▶ [Instruções da tarefa]: Por favor, redigite na íntegra o trecho sobre a poesia de Carlos Machado, sem nenhuma alteração.

----- Trecho fornecido

TESOURA CEGA: a poesia afiada de Carlos Machado
Ronaldo Costa Fernandes *
(Ensaio incluído como posfácio no livro Tesoura Cega)
A poesia de Carlos Machado se insere no conjunto de propostas da grande
linha da poesia universal: o discurso do homem no mundo e sua condição
existencial. Estudando longamente a produção homérica e outras da
antiguidade, Lezama Lima observou — embora não seja novidade, a
abordagem de Lezama é primorosa e erudita — que mais do que tudo o
ethos perpassava os poemas e nele eram fundadas as estéticas e as
angústias coletivas e individuais. Borges, por sua vez, afirma que a
metáfora, por mais abstrata que seja, carrega consigo o dado concreto, e
mais: que a metáfora, embora seja vista como uma sofisticação da
linguagem, nasceu da observação mais objetiva da realidade. Para que nos
servem as observações do poeta cubano e do argentino? Para ressaltar que
a poesia, por mais sofisticada, abstrata, esotérica ou metafísica, está
apoiada na realidade, dela nasce, salga a ferida social, aponta as dores
do mundo e do homem no mundo, é testemunha das mudanças no tempo em que
o poeta vive e sobrevive e, ainda sem esgotar a lista, que não pode
fugir do horizonte cambiante do presente. É o que empreende Carlos
Machado neste Tesoura cega, que aponta para sua poética de
desvelamento do real de forma criativa e renova seu arsenal linguístico
em favor da melhor poesia.

----------
----- Extrato de dados

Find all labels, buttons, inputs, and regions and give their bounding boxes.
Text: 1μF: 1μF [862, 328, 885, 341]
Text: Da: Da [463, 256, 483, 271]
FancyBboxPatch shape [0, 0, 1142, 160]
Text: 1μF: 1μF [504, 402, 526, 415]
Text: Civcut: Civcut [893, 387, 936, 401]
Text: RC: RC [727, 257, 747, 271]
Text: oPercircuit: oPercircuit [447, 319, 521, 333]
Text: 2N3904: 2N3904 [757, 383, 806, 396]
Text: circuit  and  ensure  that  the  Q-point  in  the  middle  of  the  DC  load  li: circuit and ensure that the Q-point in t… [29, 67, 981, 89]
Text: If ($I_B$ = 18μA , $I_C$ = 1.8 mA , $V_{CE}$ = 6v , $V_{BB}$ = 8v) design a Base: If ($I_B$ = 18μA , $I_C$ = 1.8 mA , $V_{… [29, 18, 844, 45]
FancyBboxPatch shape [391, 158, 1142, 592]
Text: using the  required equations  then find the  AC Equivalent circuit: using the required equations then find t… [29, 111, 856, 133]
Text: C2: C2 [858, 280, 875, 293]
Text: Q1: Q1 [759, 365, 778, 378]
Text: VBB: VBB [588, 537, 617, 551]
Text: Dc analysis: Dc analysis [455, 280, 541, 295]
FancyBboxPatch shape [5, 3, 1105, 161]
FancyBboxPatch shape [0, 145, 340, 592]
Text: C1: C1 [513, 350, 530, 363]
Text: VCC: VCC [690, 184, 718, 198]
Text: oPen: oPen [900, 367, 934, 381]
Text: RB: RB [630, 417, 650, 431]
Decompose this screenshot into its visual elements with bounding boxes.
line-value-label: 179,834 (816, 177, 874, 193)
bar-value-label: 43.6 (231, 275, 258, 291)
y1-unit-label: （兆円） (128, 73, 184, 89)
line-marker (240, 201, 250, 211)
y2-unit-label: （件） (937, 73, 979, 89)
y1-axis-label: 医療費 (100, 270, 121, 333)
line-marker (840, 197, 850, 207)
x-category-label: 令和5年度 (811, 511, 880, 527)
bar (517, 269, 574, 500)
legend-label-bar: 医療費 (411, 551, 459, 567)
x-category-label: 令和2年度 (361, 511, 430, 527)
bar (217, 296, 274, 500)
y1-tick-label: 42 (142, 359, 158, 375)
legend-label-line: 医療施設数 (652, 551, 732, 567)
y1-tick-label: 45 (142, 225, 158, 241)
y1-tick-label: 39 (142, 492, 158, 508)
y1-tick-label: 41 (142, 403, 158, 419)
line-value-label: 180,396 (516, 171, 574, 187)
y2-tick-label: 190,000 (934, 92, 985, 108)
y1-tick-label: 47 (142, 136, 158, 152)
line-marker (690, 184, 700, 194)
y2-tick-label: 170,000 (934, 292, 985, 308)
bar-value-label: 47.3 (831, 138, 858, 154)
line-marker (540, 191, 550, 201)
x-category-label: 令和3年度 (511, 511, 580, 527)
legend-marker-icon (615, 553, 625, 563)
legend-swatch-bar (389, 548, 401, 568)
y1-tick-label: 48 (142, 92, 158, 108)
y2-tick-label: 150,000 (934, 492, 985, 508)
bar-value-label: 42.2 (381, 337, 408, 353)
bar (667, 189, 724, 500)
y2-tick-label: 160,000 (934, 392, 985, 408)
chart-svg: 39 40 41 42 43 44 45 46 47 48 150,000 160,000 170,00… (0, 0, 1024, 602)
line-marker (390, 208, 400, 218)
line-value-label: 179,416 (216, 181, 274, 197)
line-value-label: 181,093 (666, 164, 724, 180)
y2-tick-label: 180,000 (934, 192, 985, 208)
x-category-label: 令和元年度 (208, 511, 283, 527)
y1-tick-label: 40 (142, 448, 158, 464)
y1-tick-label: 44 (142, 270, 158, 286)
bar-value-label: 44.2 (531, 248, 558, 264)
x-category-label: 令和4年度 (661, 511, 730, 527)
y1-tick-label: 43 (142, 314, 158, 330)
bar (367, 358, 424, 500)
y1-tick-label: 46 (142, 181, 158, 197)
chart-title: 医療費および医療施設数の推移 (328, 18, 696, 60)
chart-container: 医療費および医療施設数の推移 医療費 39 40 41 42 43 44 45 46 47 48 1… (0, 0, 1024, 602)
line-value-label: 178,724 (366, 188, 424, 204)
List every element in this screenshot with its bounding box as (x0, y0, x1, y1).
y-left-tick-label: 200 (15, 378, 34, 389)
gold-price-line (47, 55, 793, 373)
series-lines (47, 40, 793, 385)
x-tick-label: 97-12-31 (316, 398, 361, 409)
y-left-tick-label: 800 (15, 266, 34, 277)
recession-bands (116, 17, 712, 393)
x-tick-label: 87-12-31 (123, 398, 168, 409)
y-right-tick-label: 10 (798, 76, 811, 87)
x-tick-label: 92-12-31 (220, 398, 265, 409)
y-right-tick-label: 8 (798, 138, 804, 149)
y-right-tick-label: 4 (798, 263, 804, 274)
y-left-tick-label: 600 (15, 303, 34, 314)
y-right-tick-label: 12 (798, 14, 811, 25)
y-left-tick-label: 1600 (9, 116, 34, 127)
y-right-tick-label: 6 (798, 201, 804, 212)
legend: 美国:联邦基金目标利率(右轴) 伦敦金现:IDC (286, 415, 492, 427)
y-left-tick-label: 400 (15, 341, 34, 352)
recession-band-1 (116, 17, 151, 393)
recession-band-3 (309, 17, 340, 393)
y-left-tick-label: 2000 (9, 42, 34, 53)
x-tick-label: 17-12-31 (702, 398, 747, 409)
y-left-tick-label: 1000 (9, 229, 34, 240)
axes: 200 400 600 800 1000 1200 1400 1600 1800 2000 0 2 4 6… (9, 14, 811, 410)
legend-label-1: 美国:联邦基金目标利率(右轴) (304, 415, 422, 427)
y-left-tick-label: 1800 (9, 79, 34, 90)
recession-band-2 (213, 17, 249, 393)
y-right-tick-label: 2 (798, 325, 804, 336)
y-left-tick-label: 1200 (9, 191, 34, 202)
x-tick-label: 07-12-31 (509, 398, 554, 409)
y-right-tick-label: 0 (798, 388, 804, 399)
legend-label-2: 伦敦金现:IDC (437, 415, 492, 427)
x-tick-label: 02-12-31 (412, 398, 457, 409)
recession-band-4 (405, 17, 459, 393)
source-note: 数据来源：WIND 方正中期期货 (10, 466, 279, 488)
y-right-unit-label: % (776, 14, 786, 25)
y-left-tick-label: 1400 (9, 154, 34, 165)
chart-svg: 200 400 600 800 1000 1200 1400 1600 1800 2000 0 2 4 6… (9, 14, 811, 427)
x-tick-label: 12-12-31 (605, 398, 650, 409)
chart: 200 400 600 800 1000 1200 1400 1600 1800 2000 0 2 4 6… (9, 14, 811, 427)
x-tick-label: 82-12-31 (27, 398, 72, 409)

----------

▶ [Resolução da tarefa]:
TESOURA CEGA: a poesia afiada de Carlos Machado
Ronaldo Costa Fernandes *
(Ensaio incluído como posfácio no livro Tesoura Cega)
A poesia de Carlos Machado se insere no conjunto de propostas da grande
linha da poesia universal: o discurso do homem no mundo e sua condição
existencial. Estudando longamente a produção homérica e outras da
antiguidade, Lezama Lima observou — embora não seja novidade, a
abordagem de Lezama é primorosa e erudita — que mais do que tudo o
ethos perpassava os poemas e nele eram fundadas as estéticas e as
angústias coletivas e individuais. Borges, por sua vez, afirma que a
metáfora, por mais abstrata que seja, carrega consigo o dado concreto, e
mais: que a metáfora, embora seja vista como uma sofisticação da
linguagem, nasceu da observação mais objetiva da realidade. Para que nos
servem as observações do poeta cubano e do argentino? Para ressaltar que
a poesia, por mais sofisticada, abstrata, esotérica ou metafísica, está
apoiada na realidade, dela nasce, salga a ferida social, aponta as dores
do mundo e do homem no mundo, é testemunha das mudanças no tempo em que
o poeta vive e sobrevive e, ainda sem esgotar a lista, que não pode
fugir do horizonte cambiante do presente. É o que empreende Carlos
Machado neste Tesoura cega, que aponta para sua poética de
desvelamento do real de forma criativa e renova seu arsenal linguístico
em favor da melhor poesia.